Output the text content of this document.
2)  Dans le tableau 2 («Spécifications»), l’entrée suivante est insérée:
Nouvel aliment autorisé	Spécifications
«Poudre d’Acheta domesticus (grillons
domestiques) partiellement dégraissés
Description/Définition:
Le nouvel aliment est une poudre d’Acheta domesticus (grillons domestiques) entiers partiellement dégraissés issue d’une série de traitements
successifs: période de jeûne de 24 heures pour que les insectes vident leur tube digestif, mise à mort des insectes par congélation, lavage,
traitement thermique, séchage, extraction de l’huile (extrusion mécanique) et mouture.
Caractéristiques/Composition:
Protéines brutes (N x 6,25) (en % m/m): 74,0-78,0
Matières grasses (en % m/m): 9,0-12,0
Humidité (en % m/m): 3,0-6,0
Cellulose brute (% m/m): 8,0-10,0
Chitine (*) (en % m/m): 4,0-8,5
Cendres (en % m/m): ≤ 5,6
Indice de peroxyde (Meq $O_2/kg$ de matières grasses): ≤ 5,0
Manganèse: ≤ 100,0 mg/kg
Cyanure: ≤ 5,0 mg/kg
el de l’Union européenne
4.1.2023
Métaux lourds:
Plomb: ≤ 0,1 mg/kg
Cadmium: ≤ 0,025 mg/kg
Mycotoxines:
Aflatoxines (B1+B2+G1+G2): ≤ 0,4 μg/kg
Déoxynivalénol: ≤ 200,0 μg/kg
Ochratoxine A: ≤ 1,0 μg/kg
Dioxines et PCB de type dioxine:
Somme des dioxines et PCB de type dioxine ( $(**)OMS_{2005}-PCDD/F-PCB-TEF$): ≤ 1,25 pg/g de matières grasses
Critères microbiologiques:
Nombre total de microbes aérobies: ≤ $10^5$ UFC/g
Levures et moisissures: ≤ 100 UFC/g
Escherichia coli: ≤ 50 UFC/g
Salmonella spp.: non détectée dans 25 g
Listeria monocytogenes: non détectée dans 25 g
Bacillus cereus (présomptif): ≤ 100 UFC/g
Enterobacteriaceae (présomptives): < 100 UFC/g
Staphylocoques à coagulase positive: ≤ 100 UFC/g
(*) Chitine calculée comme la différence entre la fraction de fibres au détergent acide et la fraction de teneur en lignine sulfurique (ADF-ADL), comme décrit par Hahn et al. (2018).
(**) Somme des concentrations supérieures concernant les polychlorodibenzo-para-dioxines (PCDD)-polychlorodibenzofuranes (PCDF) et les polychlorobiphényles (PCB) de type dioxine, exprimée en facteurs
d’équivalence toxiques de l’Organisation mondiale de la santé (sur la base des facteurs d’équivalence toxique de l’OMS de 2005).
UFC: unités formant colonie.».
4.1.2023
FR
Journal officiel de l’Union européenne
· · · · · · ·
## [What the task asks]
From the first line to the last, return the records unchanged.

## [Result]
Output the text content of this document.
2)  Dans le tableau 2 («Spécifications»), l’entrée suivante est insérée:
Nouvel aliment autorisé	Spécifications
«Poudre d’Acheta domesticus (grillons
domestiques) partiellement dégraissés
Description/Définition:
Le nouvel aliment est une poudre d’Acheta domesticus (grillons domestiques) entiers partiellement dégraissés issue d’une série de traitements
successifs: période de jeûne de 24 heures pour que les insectes vident leur tube digestif, mise à mort des insectes par congélation, lavage,
traitement thermique, séchage, extraction de l’huile (extrusion mécanique) et mouture.
Caractéristiques/Composition:
Protéines brutes (N x 6,25) (en % m/m): 74,0-78,0
Matières grasses (en % m/m): 9,0-12,0
Humidité (en % m/m): 3,0-6,0
Cellulose brute (% m/m): 8,0-10,0
Chitine (*) (en % m/m): 4,0-8,5
Cendres (en % m/m): ≤ 5,6
Indice de peroxyde (Meq $O_2/kg$ de matières grasses): ≤ 5,0
Manganèse: ≤ 100,0 mg/kg
Cyanure: ≤ 5,0 mg/kg
el de l’Union européenne
4.1.2023
Métaux lourds:
Plomb: ≤ 0,1 mg/kg
Cadmium: ≤ 0,025 mg/kg
Mycotoxines:
Aflatoxines (B1+B2+G1+G2): ≤ 0,4 μg/kg
Déoxynivalénol: ≤ 200,0 μg/kg
Ochratoxine A: ≤ 1,0 μg/kg
Dioxines et PCB de type dioxine:
Somme des dioxines et PCB de type dioxine ( $(**)OMS_{2005}-PCDD/F-PCB-TEF$): ≤ 1,25 pg/g de matières grasses
Critères microbiologiques:
Nombre total de microbes aérobies: ≤ $10^5$ UFC/g
Levures et moisissures: ≤ 100 UFC/g
Escherichia coli: ≤ 50 UFC/g
Salmonella spp.: non détectée dans 25 g
Listeria monocytogenes: non détectée dans 25 g
Bacillus cereus (présomptif): ≤ 100 UFC/g
Enterobacteriaceae (présomptives): < 100 UFC/g
Staphylocoques à coagulase positive: ≤ 100 UFC/g
(*) Chitine calculée comme la différence entre la fraction de fibres au détergent acide et la fraction de teneur en lignine sulfurique (ADF-ADL), comme décrit par Hahn et al. (2018).
(**) Somme des concentrations supérieures concernant les polychlorodibenzo-para-dioxines (PCDD)-polychlorodibenzofuranes (PCDF) et les polychlorobiphényles (PCB) de type dioxine, exprimée en facteurs
d’équivalence toxiques de l’Organisation mondiale de la santé (sur la base des facteurs d’équivalence toxique de l’OMS de 2005).
UFC: unités formant colonie.».
4.1.2023
FR
Journal officiel de l’Union européenne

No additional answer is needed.